#### Information shown
::::

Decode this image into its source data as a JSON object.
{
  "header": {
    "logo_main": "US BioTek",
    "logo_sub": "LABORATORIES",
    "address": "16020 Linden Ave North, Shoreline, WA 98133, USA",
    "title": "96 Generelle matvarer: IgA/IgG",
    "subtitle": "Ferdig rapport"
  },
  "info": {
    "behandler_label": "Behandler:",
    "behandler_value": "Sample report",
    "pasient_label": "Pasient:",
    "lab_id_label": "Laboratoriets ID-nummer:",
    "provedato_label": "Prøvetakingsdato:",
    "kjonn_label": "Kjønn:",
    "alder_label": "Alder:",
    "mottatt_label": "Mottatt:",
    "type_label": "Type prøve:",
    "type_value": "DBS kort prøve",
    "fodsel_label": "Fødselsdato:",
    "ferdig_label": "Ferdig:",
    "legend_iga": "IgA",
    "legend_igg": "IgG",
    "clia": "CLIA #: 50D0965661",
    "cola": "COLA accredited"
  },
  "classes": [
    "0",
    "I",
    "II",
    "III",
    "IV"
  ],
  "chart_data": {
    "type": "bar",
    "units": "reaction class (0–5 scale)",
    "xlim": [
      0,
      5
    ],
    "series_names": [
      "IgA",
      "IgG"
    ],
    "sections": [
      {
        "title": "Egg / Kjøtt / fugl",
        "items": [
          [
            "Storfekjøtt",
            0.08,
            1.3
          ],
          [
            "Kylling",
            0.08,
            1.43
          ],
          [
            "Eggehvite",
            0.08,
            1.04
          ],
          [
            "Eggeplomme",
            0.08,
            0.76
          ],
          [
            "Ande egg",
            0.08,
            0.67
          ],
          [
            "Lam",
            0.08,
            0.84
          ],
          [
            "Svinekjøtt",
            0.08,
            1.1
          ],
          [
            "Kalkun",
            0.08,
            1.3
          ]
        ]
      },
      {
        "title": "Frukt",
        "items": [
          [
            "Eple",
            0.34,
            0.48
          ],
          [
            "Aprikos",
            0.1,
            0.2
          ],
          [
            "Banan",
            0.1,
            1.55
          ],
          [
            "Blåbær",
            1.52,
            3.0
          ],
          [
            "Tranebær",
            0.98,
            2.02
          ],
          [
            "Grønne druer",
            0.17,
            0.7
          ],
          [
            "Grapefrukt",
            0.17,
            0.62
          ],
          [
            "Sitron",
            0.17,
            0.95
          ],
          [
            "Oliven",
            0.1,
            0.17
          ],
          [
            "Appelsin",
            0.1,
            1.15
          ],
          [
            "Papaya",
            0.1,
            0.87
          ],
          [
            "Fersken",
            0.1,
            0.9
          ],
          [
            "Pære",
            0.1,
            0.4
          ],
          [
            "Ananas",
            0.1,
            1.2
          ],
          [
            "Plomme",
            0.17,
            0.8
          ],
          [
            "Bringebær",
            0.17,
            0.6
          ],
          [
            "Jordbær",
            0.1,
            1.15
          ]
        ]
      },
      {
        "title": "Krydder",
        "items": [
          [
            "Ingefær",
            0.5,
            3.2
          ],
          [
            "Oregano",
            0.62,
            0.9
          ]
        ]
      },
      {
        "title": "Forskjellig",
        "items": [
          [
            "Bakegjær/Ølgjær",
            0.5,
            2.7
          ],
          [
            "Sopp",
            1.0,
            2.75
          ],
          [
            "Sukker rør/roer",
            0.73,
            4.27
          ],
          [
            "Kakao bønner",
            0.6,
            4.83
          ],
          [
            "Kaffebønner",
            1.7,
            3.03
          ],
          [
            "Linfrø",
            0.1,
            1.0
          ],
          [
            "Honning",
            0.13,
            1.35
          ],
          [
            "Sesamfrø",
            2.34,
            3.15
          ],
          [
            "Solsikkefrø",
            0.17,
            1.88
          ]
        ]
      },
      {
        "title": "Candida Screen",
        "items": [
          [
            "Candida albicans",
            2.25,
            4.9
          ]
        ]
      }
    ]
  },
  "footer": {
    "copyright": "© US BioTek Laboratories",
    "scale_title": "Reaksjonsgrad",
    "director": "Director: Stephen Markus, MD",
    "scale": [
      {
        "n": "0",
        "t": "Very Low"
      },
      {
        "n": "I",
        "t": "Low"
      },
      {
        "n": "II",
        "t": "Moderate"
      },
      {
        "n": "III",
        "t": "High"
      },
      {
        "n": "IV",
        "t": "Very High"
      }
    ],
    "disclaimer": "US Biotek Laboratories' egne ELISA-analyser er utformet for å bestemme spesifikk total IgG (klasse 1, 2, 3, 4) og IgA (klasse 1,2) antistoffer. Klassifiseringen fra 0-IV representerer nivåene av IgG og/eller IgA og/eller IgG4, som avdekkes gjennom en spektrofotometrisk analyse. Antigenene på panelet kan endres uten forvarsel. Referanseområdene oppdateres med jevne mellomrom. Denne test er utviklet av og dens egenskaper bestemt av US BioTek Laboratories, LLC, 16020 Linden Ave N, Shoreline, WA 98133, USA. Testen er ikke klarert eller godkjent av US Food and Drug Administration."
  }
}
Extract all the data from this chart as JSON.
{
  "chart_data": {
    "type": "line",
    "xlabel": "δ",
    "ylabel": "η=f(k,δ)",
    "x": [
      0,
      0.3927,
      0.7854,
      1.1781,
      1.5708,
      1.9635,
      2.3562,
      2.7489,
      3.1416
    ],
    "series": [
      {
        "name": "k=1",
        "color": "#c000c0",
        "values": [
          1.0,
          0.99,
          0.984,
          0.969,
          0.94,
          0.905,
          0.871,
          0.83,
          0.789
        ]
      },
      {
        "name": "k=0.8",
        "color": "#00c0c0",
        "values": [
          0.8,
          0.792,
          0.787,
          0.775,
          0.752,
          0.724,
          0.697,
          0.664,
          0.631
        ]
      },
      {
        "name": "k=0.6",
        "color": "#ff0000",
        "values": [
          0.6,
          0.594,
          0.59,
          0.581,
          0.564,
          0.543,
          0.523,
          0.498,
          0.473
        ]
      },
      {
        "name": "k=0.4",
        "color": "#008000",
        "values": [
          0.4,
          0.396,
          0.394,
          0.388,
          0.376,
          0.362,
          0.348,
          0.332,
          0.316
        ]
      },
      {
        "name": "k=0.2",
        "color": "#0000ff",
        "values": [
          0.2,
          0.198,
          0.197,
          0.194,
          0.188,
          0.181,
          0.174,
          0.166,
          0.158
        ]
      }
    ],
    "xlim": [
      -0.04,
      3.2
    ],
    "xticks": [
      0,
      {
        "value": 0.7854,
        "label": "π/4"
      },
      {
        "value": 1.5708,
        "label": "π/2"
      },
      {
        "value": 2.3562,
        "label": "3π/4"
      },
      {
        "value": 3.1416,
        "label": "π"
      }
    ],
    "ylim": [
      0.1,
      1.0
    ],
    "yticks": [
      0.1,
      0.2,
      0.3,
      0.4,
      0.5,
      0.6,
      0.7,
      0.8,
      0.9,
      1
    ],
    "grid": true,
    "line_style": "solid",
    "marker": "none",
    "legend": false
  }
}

::::

#### Set exercise
Repeat all entries. Match them exactly.

#### Written reply
Decode this image into its source data as a JSON object.
{
  "header": {
    "logo_main": "US BioTek",
    "logo_sub": "LABORATORIES",
    "address": "16020 Linden Ave North, Shoreline, WA 98133, USA",
    "title": "96 Generelle matvarer: IgA/IgG",
    "subtitle": "Ferdig rapport"
  },
  "info": {
    "behandler_label": "Behandler:",
    "behandler_value": "Sample report",
    "pasient_label": "Pasient:",
    "lab_id_label": "Laboratoriets ID-nummer:",
    "provedato_label": "Prøvetakingsdato:",
    "kjonn_label": "Kjønn:",
    "alder_label": "Alder:",
    "mottatt_label": "Mottatt:",
    "type_label": "Type prøve:",
    "type_value": "DBS kort prøve",
    "fodsel_label": "Fødselsdato:",
    "ferdig_label": "Ferdig:",
    "legend_iga": "IgA",
    "legend_igg": "IgG",
    "clia": "CLIA #: 50D0965661",
    "cola": "COLA accredited"
  },
  "classes": [
    "0",
    "I",
    "II",
    "III",
    "IV"
  ],
  "chart_data": {
    "type": "bar",
    "units": "reaction class (0–5 scale)",
    "xlim": [
      0,
      5
    ],
    "series_names": [
      "IgA",
      "IgG"
    ],
    "sections": [
      {
        "title": "Egg / Kjøtt / fugl",
        "items": [
          [
            "Storfekjøtt",
            0.08,
            1.3
          ],
          [
            "Kylling",
            0.08,
            1.43
          ],
          [
            "Eggehvite",
            0.08,
            1.04
          ],
          [
            "Eggeplomme",
            0.08,
            0.76
          ],
          [
            "Ande egg",
            0.08,
            0.67
          ],
          [
            "Lam",
            0.08,
            0.84
          ],
          [
            "Svinekjøtt",
            0.08,
            1.1
          ],
          [
            "Kalkun",
            0.08,
            1.3
          ]
        ]
      },
      {
        "title": "Frukt",
        "items": [
          [
            "Eple",
            0.34,
            0.48
          ],
          [
            "Aprikos",
            0.1,
            0.2
          ],
          [
            "Banan",
            0.1,
            1.55
          ],
          [
            "Blåbær",
            1.52,
            3.0
          ],
          [
            "Tranebær",
            0.98,
            2.02
          ],
          [
            "Grønne druer",
            0.17,
            0.7
          ],
          [
            "Grapefrukt",
            0.17,
            0.62
          ],
          [
            "Sitron",
            0.17,
            0.95
          ],
          [
            "Oliven",
            0.1,
            0.17
          ],
          [
            "Appelsin",
            0.1,
            1.15
          ],
          [
            "Papaya",
            0.1,
            0.87
          ],
          [
            "Fersken",
            0.1,
            0.9
          ],
          [
            "Pære",
            0.1,
            0.4
          ],
          [
            "Ananas",
            0.1,
            1.2
          ],
          [
            "Plomme",
            0.17,
            0.8
          ],
          [
            "Bringebær",
            0.17,
            0.6
          ],
          [
            "Jordbær",
            0.1,
            1.15
          ]
        ]
      },
      {
        "title": "Krydder",
        "items": [
          [
            "Ingefær",
            0.5,
            3.2
          ],
          [
            "Oregano",
            0.62,
            0.9
          ]
        ]
      },
      {
        "title": "Forskjellig",
        "items": [
          [
            "Bakegjær/Ølgjær",
            0.5,
            2.7
          ],
          [
            "Sopp",
            1.0,
            2.75
          ],
          [
            "Sukker rør/roer",
            0.73,
            4.27
          ],
          [
            "Kakao bønner",
            0.6,
            4.83
          ],
          [
            "Kaffebønner",
            1.7,
            3.03
          ],
          [
            "Linfrø",
            0.1,
            1.0
          ],
          [
            "Honning",
            0.13,
            1.35
          ],
          [
            "Sesamfrø",
            2.34,
            3.15
          ],
          [
            "Solsikkefrø",
            0.17,
            1.88
          ]
        ]
      },
      {
        "title": "Candida Screen",
        "items": [
          [
            "Candida albicans",
            2.25,
            4.9
          ]
        ]
      }
    ]
  },
  "footer": {
    "copyright": "© US BioTek Laboratories",
    "scale_title": "Reaksjonsgrad",
    "director": "Director: Stephen Markus, MD",
    "scale": [
      {
        "n": "0",
        "t": "Very Low"
      },
      {
        "n": "I",
        "t": "Low"
      },
      {
        "n": "II",
        "t": "Moderate"
      },
      {
        "n": "III",
        "t": "High"
      },
      {
        "n": "IV",
        "t": "Very High"
      }
    ],
    "disclaimer": "US Biotek Laboratories' egne ELISA-analyser er utformet for å bestemme spesifikk total IgG (klasse 1, 2, 3, 4) og IgA (klasse 1,2) antistoffer. Klassifiseringen fra 0-IV representerer nivåene av IgG og/eller IgA og/eller IgG4, som avdekkes gjennom en spektrofotometrisk analyse. Antigenene på panelet kan endres uten forvarsel. Referanseområdene oppdateres med jevne mellomrom. Denne test er utviklet av og dens egenskaper bestemt av US BioTek Laboratories, LLC, 16020 Linden Ave N, Shoreline, WA 98133, USA. Testen er ikke klarert eller godkjent av US Food and Drug Administration."
  }
}
Extract all the data from this chart as JSON.
{
  "chart_data": {
    "type": "line",
    "xlabel": "δ",
    "ylabel": "η=f(k,δ)",
    "x": [
      0,
      0.3927,
      0.7854,
      1.1781,
      1.5708,
      1.9635,
      2.3562,
      2.7489,
      3.1416
    ],
    "series": [
      {
        "name": "k=1",
        "color": "#c000c0",
        "values": [
          1.0,
          0.99,
          0.984,
          0.969,
          0.94,
          0.905,
          0.871,
          0.83,
          0.789
        ]
      },
      {
        "name": "k=0.8",
        "color": "#00c0c0",
        "values": [
          0.8,
          0.792,
          0.787,
          0.775,
          0.752,
          0.724,
          0.697,
          0.664,
          0.631
        ]
      },
      {
        "name": "k=0.6",
        "color": "#ff0000",
        "values": [
          0.6,
          0.594,
          0.59,
          0.581,
          0.564,
          0.543,
          0.523,
          0.498,
          0.473
        ]
      },
      {
        "name": "k=0.4",
        "color": "#008000",
        "values": [
          0.4,
          0.396,
          0.394,
          0.388,
          0.376,
          0.362,
          0.348,
          0.332,
          0.316
        ]
      },
      {
        "name": "k=0.2",
        "color": "#0000ff",
        "values": [
          0.2,
          0.198,
          0.197,
          0.194,
          0.188,
          0.181,
          0.174,
          0.166,
          0.158
        ]
      }
    ],
    "xlim": [
      -0.04,
      3.2
    ],
    "xticks": [
      0,
      {
        "value": 0.7854,
        "label": "π/4"
      },
      {
        "value": 1.5708,
        "label": "π/2"
      },
      {
        "value": 2.3562,
        "label": "3π/4"
      },
      {
        "value": 3.1416,
        "label": "π"
      }
    ],
    "ylim": [
      0.1,
      1.0
    ],
    "yticks": [
      0.1,
      0.2,
      0.3,
      0.4,
      0.5,
      0.6,
      0.7,
      0.8,
      0.9,
      1
    ],
    "grid": true,
    "line_style": "solid",
    "marker": "none",
    "legend": false
  }
}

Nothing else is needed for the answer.